* **SHORT EXERCISE**: Please reproduce the data below, from the line containing "problem-line-1: A report" through the line containing "option-4-text[interactable] (112, 594, 1598, 617)", including both of those lines and nothing else.

* **DATASET EXCERPTS**:
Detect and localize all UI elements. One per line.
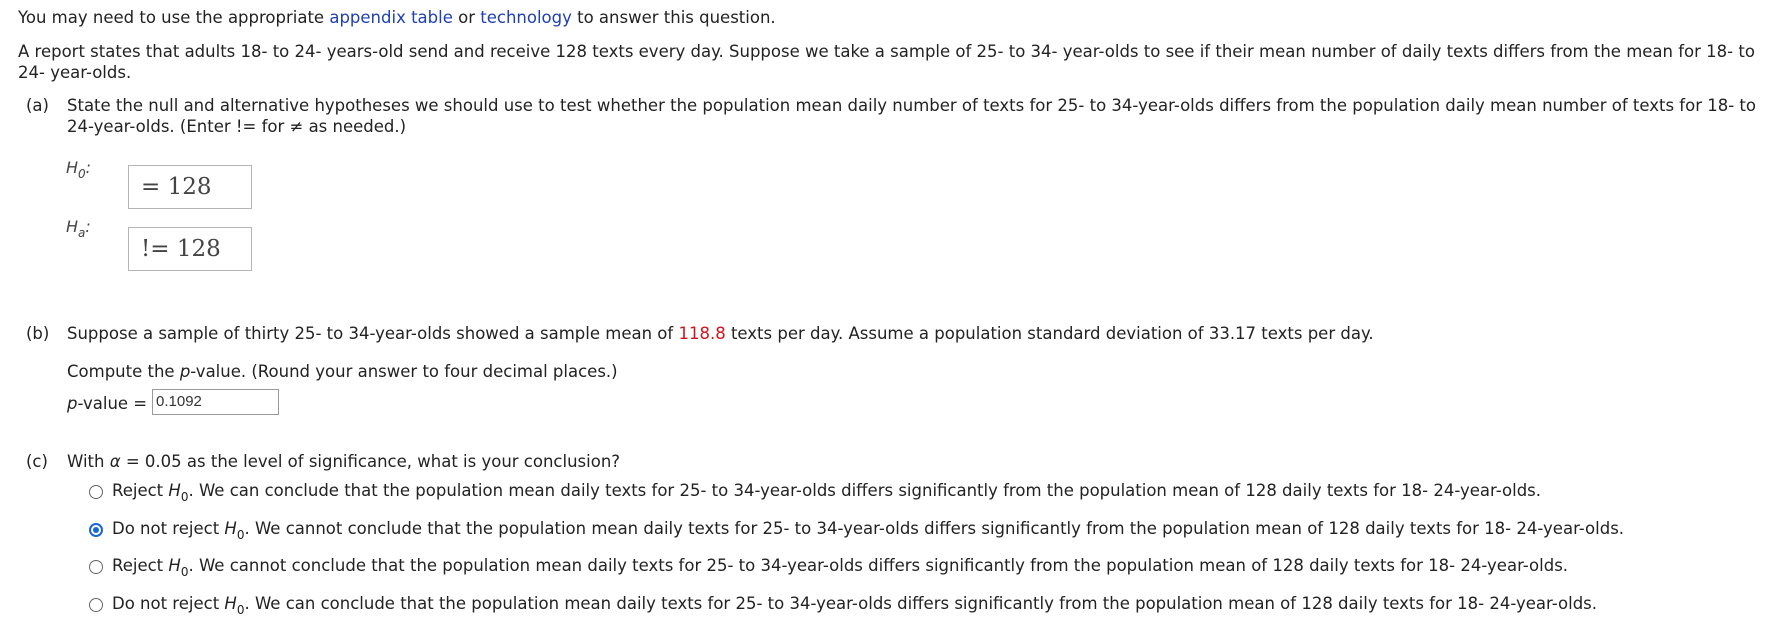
problem-line-1: A report states that adults 18- to 24- years-old send and receive 128 texts every day. Suppose we take a sample of 25- to 34- year-olds to see if their mean number of daily texts differs from the mean for 18- to (18, 42, 1755, 61)
option-4-text[interactable] (112, 594, 1598, 617)
option-1-text[interactable] (112, 481, 1542, 504)
option-2-pre: Do not reject (112, 519, 225, 538)
h0-letter: H (66, 158, 79, 177)
intro-line (18, 8, 776, 27)
h0-colon: : (85, 158, 92, 177)
radio-option-1[interactable] (89, 485, 103, 499)
part-c-q-prefix: With (67, 452, 110, 471)
problem-line-2: 24- year-olds. (18, 63, 132, 82)
compute-instruction (67, 362, 618, 381)
part-b-line (67, 324, 1374, 343)
part-a-line-2: 24-year-olds. (Enter != for ≠ as needed.) (67, 117, 407, 136)
option-3-text[interactable] (112, 556, 1569, 579)
pvalue-label-rest: -value = (77, 394, 148, 413)
part-b-suffix: texts per day. Assume a population standard deviation of 33.17 texts per day. (725, 324, 1374, 343)
option-3-sub: 0 (180, 565, 189, 579)
technology-link[interactable]: technology (480, 8, 572, 27)
part-c-label: (c) (26, 452, 48, 471)
option-3-h: H (168, 556, 181, 575)
compute-p: p (179, 362, 191, 381)
part-b-prefix: Suppose a sample of thirty 25- to 34-year-olds showed a sample mean of (67, 324, 679, 343)
ha-label (66, 217, 91, 240)
ha-letter: H (66, 217, 79, 236)
pvalue-label-p: p (67, 394, 78, 413)
part-a-label: (a) (26, 96, 49, 115)
compute-prefix: Compute the (67, 362, 180, 381)
compute-suffix: -value. (Round your answer to four decimal places.) (190, 362, 618, 381)
option-4-h: H (224, 594, 237, 613)
alpha-symbol: α (109, 452, 121, 471)
h0-label (66, 158, 92, 181)
intro-middle: or (452, 8, 481, 27)
intro-suffix: to answer this question. (571, 8, 776, 27)
intro-prefix: You may need to use the appropriate (18, 8, 330, 27)
option-3-pre: Reject (112, 556, 169, 575)
option-2-sub: 0 (236, 528, 245, 542)
option-2-h: H (224, 519, 237, 538)
ha-colon: : (85, 217, 91, 236)
option-4-pre: Do not reject (112, 594, 225, 613)
option-4-post: . We can conclude that the population mean daily texts for 25- to 34-year-olds differs significantly from the population mean of 128 daily texts for 18- 24-year-olds. (244, 594, 1598, 613)
option-4-sub: 0 (236, 603, 245, 617)
option-1-sub: 0 (180, 490, 189, 504)
radio-option-3[interactable] (89, 560, 103, 574)
part-c-question (67, 452, 620, 471)
option-2-text[interactable] (112, 519, 1625, 542)
h0-subscript: 0 (78, 167, 86, 181)
part-a-line-1: State the null and alternative hypotheses we should use to test whether the population mean daily number of texts for 25- to 34-year-olds differs from the population daily mean number of texts for 18- to (67, 96, 1756, 115)
part-c-q-suffix: = 0.05 as the level of significance, what is your conclusion? (120, 452, 621, 471)
part-b-label: (b) (26, 324, 50, 343)
ha-answer-box[interactable]: != 128 (128, 227, 252, 271)
sample-mean-value: 118.8 (678, 324, 726, 343)
option-3-post: . We cannot conclude that the population mean daily texts for 25- to 34-year-olds differs significantly from the population mean of 128 daily texts for 18- 24-year-olds. (188, 556, 1569, 575)
radio-option-4[interactable] (89, 598, 103, 612)
radio-option-2[interactable] (89, 523, 103, 537)
option-1-post: . We can conclude that the population mean daily texts for 25- to 34-year-olds differs significantly from the population mean of 128 daily texts for 18- 24-year-olds. (188, 481, 1542, 500)
pvalue-input[interactable]: 0.1092 (152, 389, 279, 415)
option-2-post: . We cannot conclude that the population mean daily texts for 25- to 34-year-olds differs significantly from the population mean of 128 daily texts for 18- 24-year-olds. (244, 519, 1625, 538)
pvalue-label (67, 394, 147, 413)
h0-answer-box[interactable]: = 128 (128, 165, 252, 209)
option-1-h: H (168, 481, 181, 500)
ha-subscript: a (78, 226, 86, 240)
option-1-pre: Reject (112, 481, 169, 500)
appendix-table-link[interactable]: appendix table (329, 8, 453, 27)
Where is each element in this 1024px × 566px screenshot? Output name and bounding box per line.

* **RESULT FOR THIS TASK**:
problem-line-1: A report states that adults 18- to 24- years-old send and receive 128 texts every day. Suppose we take a sample of 25- to 34- year-olds to see if their mean number of daily texts differs from the mean for 18- to (18, 42, 1755, 61)
option-4-text[interactable] (112, 594, 1598, 617)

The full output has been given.